EXERCISE TASK.
Take every line from the material that has the word "scale" in it.

EXCERPTED RECORDS.
-- Start --

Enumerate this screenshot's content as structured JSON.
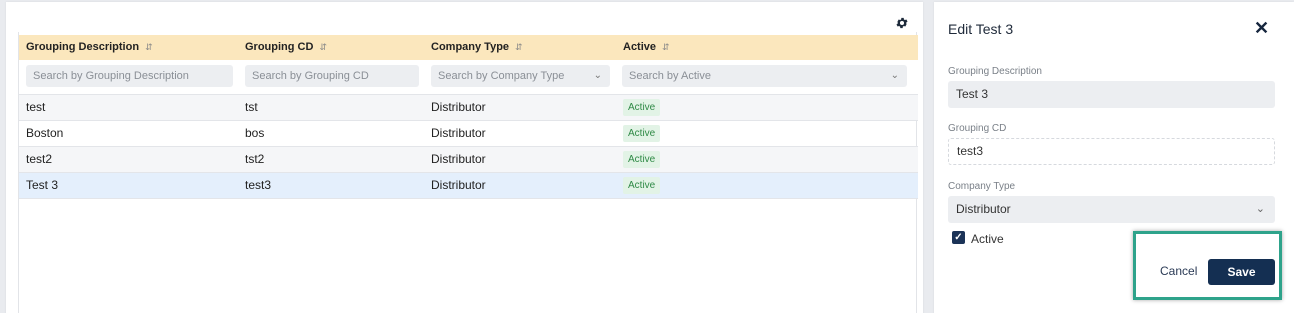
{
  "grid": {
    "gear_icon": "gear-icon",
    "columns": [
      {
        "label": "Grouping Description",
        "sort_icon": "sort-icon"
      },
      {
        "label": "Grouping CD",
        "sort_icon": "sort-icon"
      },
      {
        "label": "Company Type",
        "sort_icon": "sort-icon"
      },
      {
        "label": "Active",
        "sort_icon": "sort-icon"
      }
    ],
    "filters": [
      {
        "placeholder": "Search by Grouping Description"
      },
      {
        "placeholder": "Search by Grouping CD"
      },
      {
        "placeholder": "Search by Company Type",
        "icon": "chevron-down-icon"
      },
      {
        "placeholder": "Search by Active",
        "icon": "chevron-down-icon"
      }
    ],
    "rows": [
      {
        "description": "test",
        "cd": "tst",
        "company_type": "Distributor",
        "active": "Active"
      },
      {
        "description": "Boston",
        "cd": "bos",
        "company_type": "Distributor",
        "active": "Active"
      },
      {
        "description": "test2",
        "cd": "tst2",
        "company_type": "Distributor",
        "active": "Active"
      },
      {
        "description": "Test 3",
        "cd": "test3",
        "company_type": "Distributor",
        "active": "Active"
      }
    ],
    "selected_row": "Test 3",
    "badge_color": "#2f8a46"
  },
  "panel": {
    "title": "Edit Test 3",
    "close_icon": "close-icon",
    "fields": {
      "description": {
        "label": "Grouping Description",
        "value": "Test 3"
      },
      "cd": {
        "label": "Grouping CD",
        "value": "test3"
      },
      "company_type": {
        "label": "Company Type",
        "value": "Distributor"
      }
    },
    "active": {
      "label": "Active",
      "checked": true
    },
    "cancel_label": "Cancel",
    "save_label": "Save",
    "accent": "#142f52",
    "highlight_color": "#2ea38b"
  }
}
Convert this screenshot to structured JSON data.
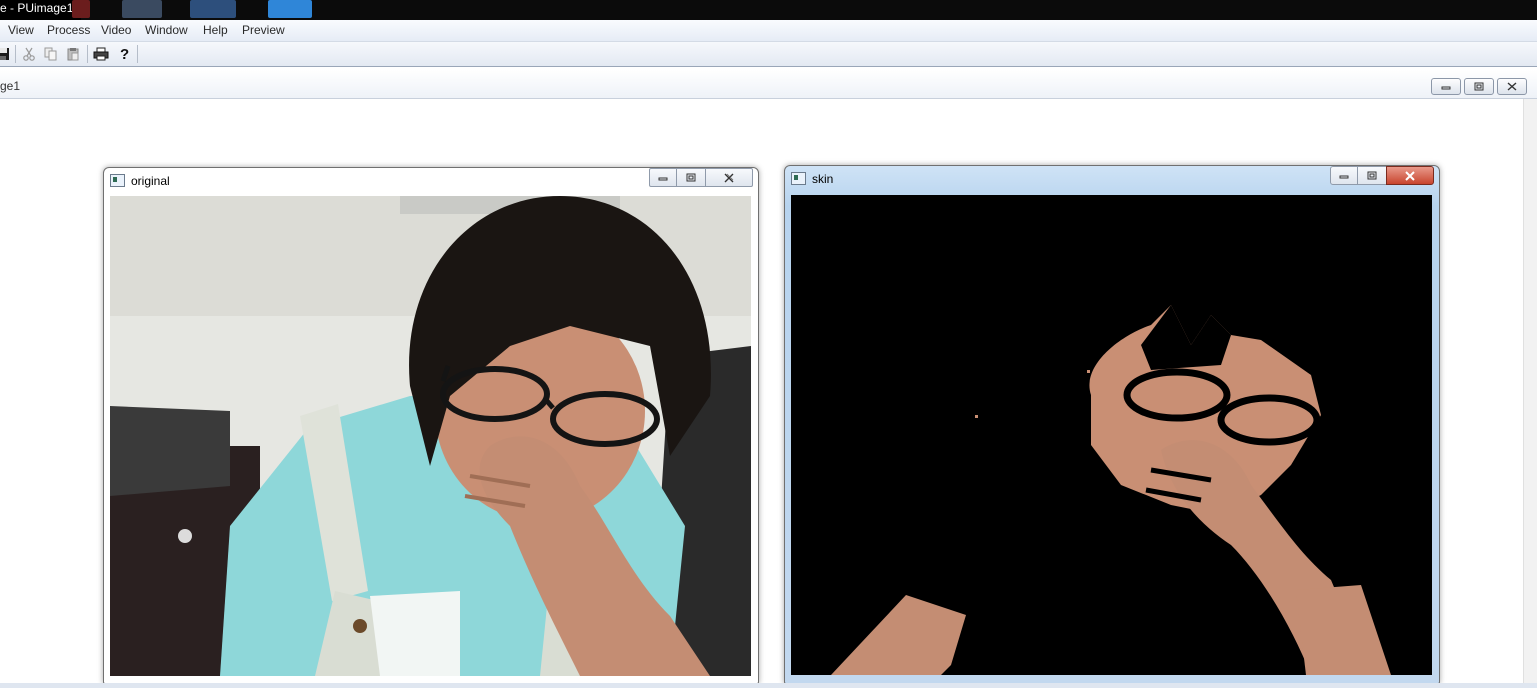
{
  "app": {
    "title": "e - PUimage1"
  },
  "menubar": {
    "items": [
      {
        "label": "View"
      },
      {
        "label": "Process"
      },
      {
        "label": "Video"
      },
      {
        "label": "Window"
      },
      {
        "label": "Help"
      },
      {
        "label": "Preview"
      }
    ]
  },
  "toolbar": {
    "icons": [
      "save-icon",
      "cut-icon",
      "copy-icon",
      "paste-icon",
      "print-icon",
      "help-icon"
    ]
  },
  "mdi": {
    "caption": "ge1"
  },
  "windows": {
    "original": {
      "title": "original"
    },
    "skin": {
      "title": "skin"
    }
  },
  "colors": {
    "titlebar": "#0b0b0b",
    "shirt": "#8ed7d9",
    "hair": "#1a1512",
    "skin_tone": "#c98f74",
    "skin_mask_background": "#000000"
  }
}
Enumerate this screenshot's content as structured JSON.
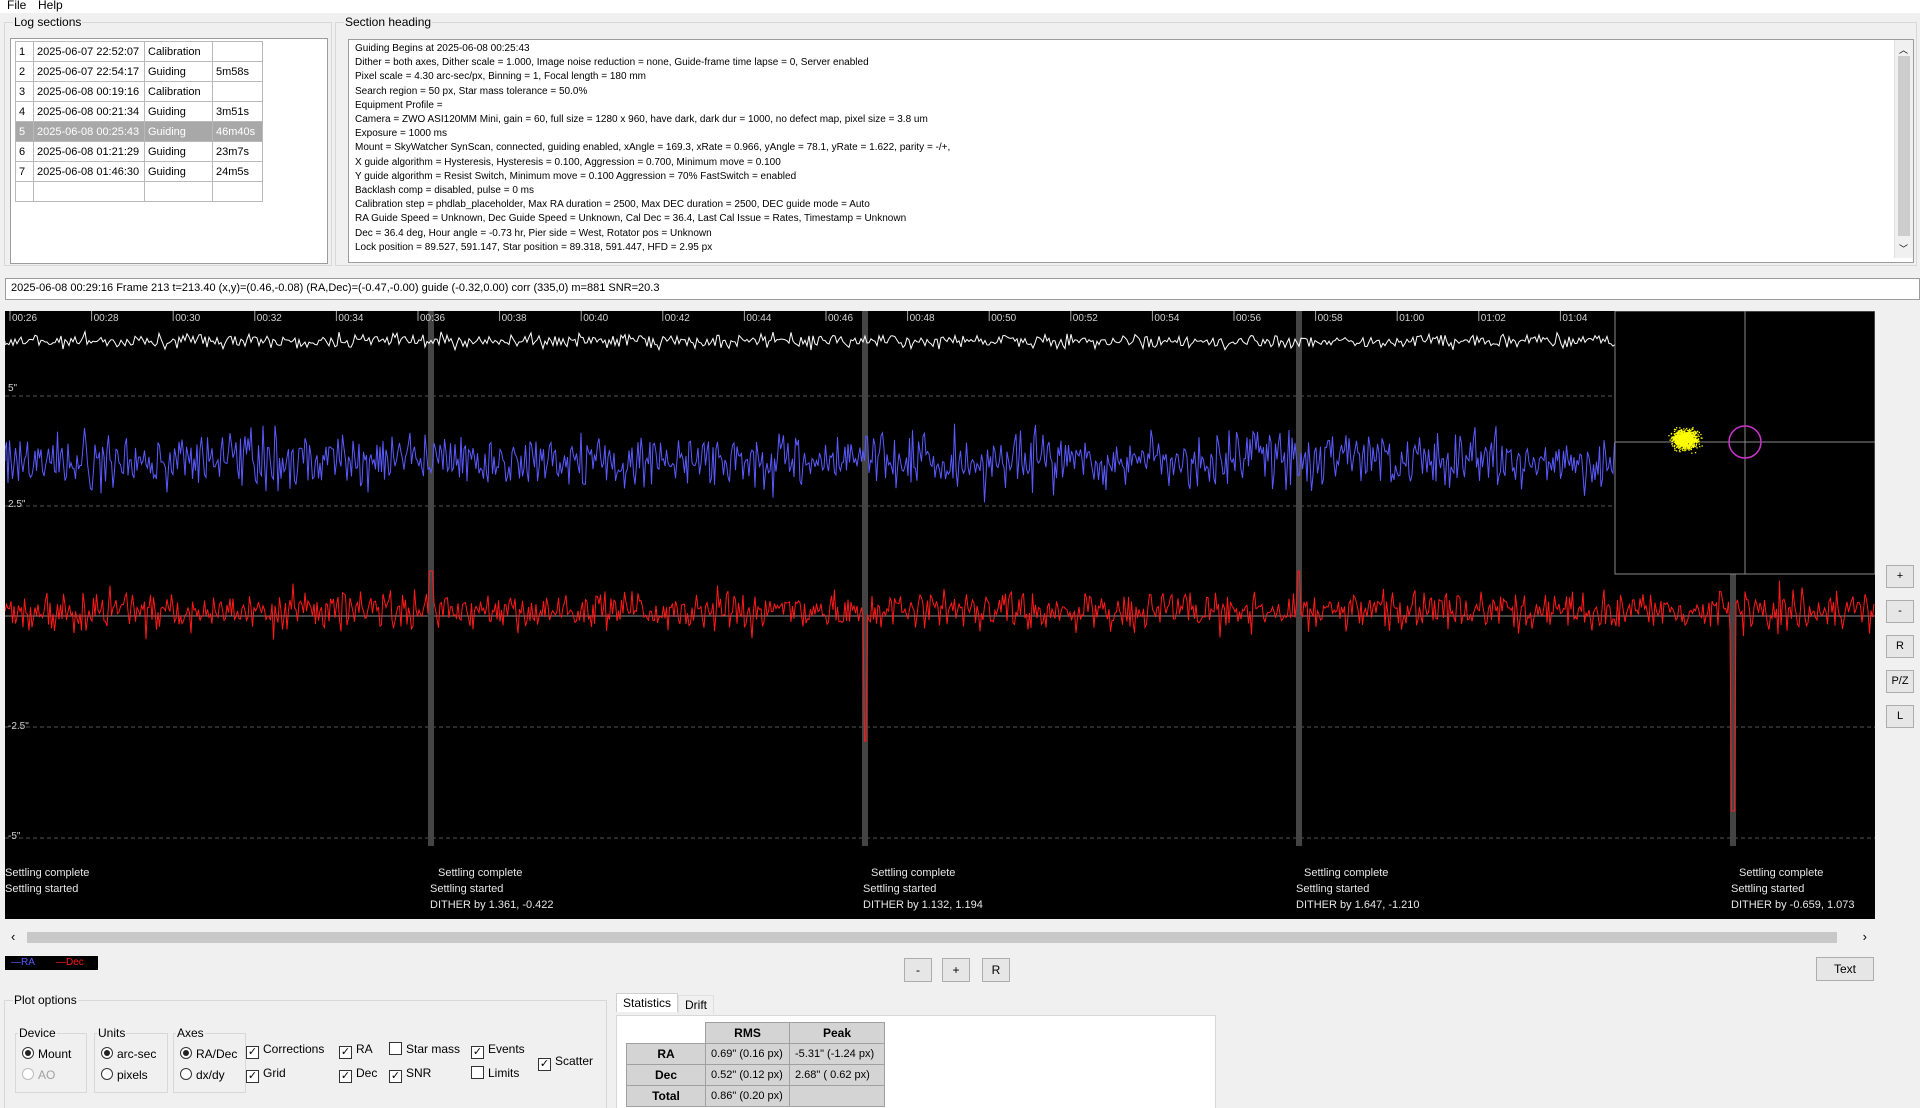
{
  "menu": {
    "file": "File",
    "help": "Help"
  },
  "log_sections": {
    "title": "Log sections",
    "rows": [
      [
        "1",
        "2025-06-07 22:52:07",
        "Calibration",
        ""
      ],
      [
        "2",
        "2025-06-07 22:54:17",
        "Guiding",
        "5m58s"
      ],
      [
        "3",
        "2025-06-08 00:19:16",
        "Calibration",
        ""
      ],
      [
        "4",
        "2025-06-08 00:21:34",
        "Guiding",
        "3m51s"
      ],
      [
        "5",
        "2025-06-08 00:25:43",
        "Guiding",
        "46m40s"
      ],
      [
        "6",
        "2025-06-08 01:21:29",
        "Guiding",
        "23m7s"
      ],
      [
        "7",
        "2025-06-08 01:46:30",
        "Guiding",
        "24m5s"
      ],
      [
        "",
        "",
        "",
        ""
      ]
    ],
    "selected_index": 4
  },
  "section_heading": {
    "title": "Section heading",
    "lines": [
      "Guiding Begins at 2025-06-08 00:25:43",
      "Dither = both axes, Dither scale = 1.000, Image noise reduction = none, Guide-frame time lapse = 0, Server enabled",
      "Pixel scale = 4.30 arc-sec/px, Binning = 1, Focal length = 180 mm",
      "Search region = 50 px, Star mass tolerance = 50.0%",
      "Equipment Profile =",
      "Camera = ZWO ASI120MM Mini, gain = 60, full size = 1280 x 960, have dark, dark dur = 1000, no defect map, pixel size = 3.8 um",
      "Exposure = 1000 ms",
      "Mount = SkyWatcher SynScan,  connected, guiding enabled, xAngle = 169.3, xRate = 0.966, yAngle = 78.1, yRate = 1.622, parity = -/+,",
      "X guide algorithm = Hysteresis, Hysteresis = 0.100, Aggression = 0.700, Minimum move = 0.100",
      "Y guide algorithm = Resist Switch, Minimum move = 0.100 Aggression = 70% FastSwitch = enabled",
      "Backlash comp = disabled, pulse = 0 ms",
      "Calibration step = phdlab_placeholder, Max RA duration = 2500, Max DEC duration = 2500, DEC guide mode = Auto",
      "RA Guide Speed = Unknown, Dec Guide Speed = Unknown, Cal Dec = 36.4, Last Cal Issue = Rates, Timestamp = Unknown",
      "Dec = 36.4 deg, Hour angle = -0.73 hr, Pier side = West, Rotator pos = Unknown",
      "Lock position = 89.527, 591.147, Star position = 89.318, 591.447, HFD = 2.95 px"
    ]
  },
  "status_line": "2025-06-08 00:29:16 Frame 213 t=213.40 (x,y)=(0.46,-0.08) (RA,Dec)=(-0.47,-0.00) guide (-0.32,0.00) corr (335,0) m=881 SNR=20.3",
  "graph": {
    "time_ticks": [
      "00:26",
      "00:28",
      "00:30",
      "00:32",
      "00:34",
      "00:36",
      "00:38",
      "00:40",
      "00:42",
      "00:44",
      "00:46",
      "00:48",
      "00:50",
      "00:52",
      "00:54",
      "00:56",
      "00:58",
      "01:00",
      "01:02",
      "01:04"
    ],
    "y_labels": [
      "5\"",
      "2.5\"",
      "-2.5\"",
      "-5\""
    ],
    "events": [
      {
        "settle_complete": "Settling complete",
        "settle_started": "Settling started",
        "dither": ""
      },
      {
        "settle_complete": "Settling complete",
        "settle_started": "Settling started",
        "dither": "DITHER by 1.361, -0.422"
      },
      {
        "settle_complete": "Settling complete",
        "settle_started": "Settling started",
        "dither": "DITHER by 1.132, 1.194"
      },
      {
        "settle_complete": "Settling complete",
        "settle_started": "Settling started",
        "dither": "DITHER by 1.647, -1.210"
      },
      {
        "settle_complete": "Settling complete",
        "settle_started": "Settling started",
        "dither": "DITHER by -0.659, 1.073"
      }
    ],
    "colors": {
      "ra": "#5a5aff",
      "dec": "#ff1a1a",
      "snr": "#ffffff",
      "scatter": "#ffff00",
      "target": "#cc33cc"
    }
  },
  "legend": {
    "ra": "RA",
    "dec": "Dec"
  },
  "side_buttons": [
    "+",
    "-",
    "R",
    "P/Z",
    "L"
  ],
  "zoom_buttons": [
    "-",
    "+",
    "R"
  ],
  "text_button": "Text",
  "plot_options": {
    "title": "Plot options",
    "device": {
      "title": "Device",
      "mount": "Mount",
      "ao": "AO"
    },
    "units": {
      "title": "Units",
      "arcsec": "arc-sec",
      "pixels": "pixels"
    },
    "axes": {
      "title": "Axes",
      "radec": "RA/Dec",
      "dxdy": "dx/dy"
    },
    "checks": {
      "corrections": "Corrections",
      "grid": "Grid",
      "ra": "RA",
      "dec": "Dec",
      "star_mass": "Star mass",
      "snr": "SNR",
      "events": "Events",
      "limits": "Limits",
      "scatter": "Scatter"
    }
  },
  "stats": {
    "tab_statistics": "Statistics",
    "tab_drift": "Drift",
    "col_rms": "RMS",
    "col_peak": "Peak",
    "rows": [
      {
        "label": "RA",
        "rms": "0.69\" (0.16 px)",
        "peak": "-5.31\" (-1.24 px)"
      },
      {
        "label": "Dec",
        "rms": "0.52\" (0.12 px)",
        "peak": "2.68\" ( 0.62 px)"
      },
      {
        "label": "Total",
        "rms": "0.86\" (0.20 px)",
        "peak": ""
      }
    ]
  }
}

-- End --

ANSWER TO THIS TASK.
      "Dither = both axes, Dither scale = 1.000, Image noise reduction = none, Guide-frame time lapse = 0, Server enabled",
      "Pixel scale = 4.30 arc-sec/px, Binning = 1, Focal length = 180 mm",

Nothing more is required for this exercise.